> Listing
----------
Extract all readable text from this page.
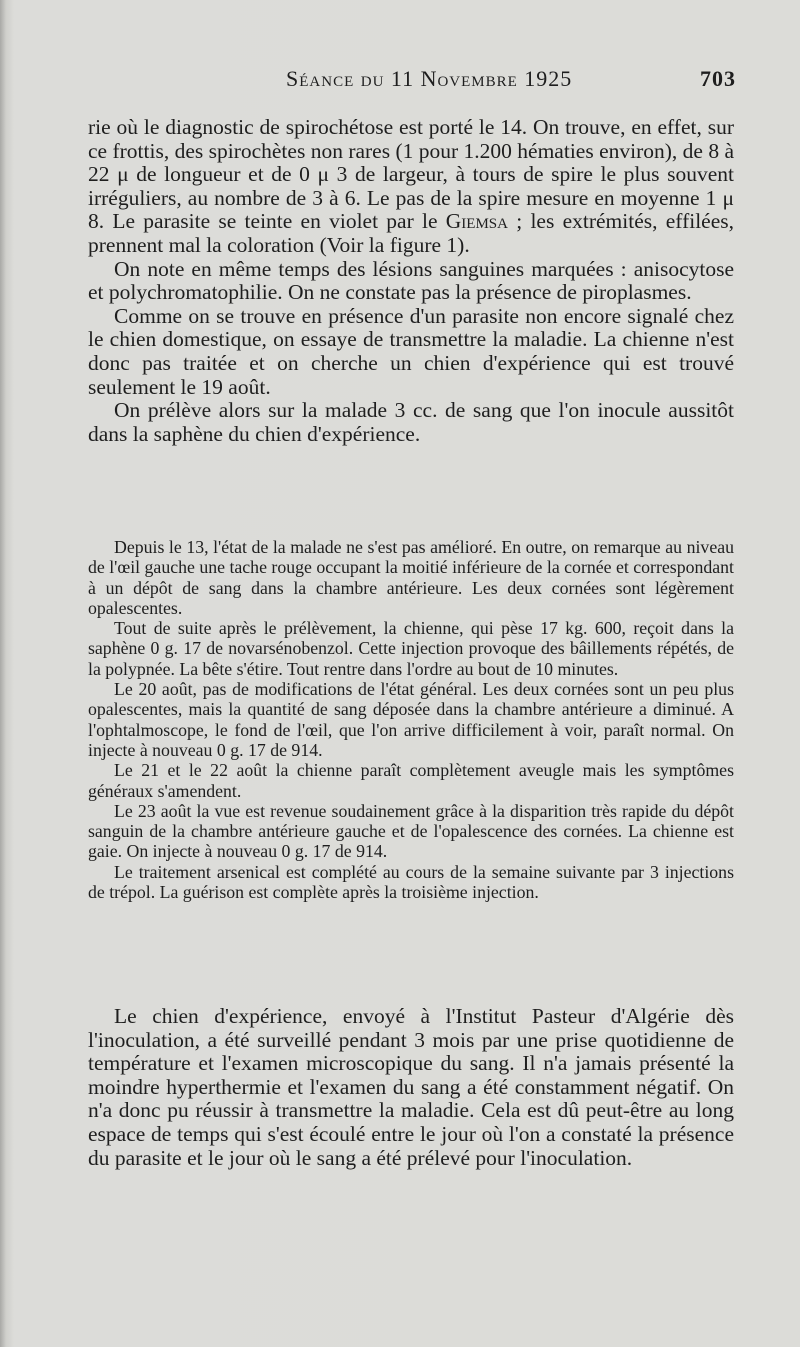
Séance du 11 Novembre 1925	703

rie où le diagnostic de spirochétose est porté le 14. On trouve, en effet, sur ce frottis, des spirochètes non rares (1 pour 1.200 hématies environ), de 8 à 22 μ de longueur et de 0 μ 3 de largeur, à tours de spire le plus souvent irréguliers, au nombre de 3 à 6. Le pas de la spire mesure en moyenne 1 μ 8. Le parasite se teinte en violet par le Giemsa ; les extrémités, effilées, prennent mal la coloration (Voir la figure 1).

On note en même temps des lésions sanguines marquées : anisocytose et polychromatophilie. On ne constate pas la présence de piroplasmes.

Comme on se trouve en présence d'un parasite non encore signalé chez le chien domestique, on essaye de transmettre la maladie. La chienne n'est donc pas traitée et on cherche un chien d'expérience qui est trouvé seulement le 19 août.

On prélève alors sur la malade 3 cc. de sang que l'on inocule aussitôt dans la saphène du chien d'expérience.

Depuis le 13, l'état de la malade ne s'est pas amélioré. En outre, on remarque au niveau de l'œil gauche une tache rouge occupant la moitié inférieure de la cornée et correspondant à un dépôt de sang dans la chambre antérieure. Les deux cornées sont légèrement opalescentes.

Tout de suite après le prélèvement, la chienne, qui pèse 17 kg. 600, reçoit dans la saphène 0 g. 17 de novarsénobenzol. Cette injection provoque des bâillements répétés, de la polypnée. La bête s'étire. Tout rentre dans l'ordre au bout de 10 minutes.

Le 20 août, pas de modifications de l'état général. Les deux cornées sont un peu plus opalescentes, mais la quantité de sang déposée dans la chambre antérieure a diminué. A l'ophtalmoscope, le fond de l'œil, que l'on arrive difficilement à voir, paraît normal. On injecte à nouveau 0 g. 17 de 914.

Le 21 et le 22 août la chienne paraît complètement aveugle mais les symptômes généraux s'amendent.

Le 23 août la vue est revenue soudainement grâce à la disparition très rapide du dépôt sanguin de la chambre antérieure gauche et de l'opalescence des cornées. La chienne est gaie. On injecte à nouveau 0 g. 17 de 914.

Le traitement arsenical est complété au cours de la semaine suivante par 3 injections de trépol. La guérison est complète après la troisième injection.

Le chien d'expérience, envoyé à l'Institut Pasteur d'Algérie dès l'inoculation, a été surveillé pendant 3 mois par une prise quotidienne de température et l'examen microscopique du sang. Il n'a jamais présenté la moindre hyperthermie et l'examen du sang a été constamment négatif. On n'a donc pu réussir à transmettre la maladie. Cela est dû peut-être au long espace de temps qui s'est écoulé entre le jour où l'on a constaté la présence du parasite et le jour où le sang a été prélevé pour l'inoculation.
----------
> What you should do
Output each line exactly; omit every picture.

> Answer for the task
Extract all readable text from this page.
Séance du 11 Novembre 1925	703

rie où le diagnostic de spirochétose est porté le 14. On trouve, en effet, sur ce frottis, des spirochètes non rares (1 pour 1.200 hématies environ), de 8 à 22 μ de longueur et de 0 μ 3 de largeur, à tours de spire le plus souvent irréguliers, au nombre de 3 à 6. Le pas de la spire mesure en moyenne 1 μ 8. Le parasite se teinte en violet par le Giemsa ; les extrémités, effilées, prennent mal la coloration (Voir la figure 1).

On note en même temps des lésions sanguines marquées : anisocytose et polychromatophilie. On ne constate pas la présence de piroplasmes.

Comme on se trouve en présence d'un parasite non encore signalé chez le chien domestique, on essaye de transmettre la maladie. La chienne n'est donc pas traitée et on cherche un chien d'expérience qui est trouvé seulement le 19 août.

On prélève alors sur la malade 3 cc. de sang que l'on inocule aussitôt dans la saphène du chien d'expérience.

Depuis le 13, l'état de la malade ne s'est pas amélioré. En outre, on remarque au niveau de l'œil gauche une tache rouge occupant la moitié inférieure de la cornée et correspondant à un dépôt de sang dans la chambre antérieure. Les deux cornées sont légèrement opalescentes.

Tout de suite après le prélèvement, la chienne, qui pèse 17 kg. 600, reçoit dans la saphène 0 g. 17 de novarsénobenzol. Cette injection provoque des bâillements répétés, de la polypnée. La bête s'étire. Tout rentre dans l'ordre au bout de 10 minutes.

Le 20 août, pas de modifications de l'état général. Les deux cornées sont un peu plus opalescentes, mais la quantité de sang déposée dans la chambre antérieure a diminué. A l'ophtalmoscope, le fond de l'œil, que l'on arrive difficilement à voir, paraît normal. On injecte à nouveau 0 g. 17 de 914.

Le 21 et le 22 août la chienne paraît complètement aveugle mais les symptômes généraux s'amendent.

Le 23 août la vue est revenue soudainement grâce à la disparition très rapide du dépôt sanguin de la chambre antérieure gauche et de l'opalescence des cornées. La chienne est gaie. On injecte à nouveau 0 g. 17 de 914.

Le traitement arsenical est complété au cours de la semaine suivante par 3 injections de trépol. La guérison est complète après la troisième injection.

Le chien d'expérience, envoyé à l'Institut Pasteur d'Algérie dès l'inoculation, a été surveillé pendant 3 mois par une prise quotidienne de température et l'examen microscopique du sang. Il n'a jamais présenté la moindre hyperthermie et l'examen du sang a été constamment négatif. On n'a donc pu réussir à transmettre la maladie. Cela est dû peut-être au long espace de temps qui s'est écoulé entre le jour où l'on a constaté la présence du parasite et le jour où le sang a été prélevé pour l'inoculation.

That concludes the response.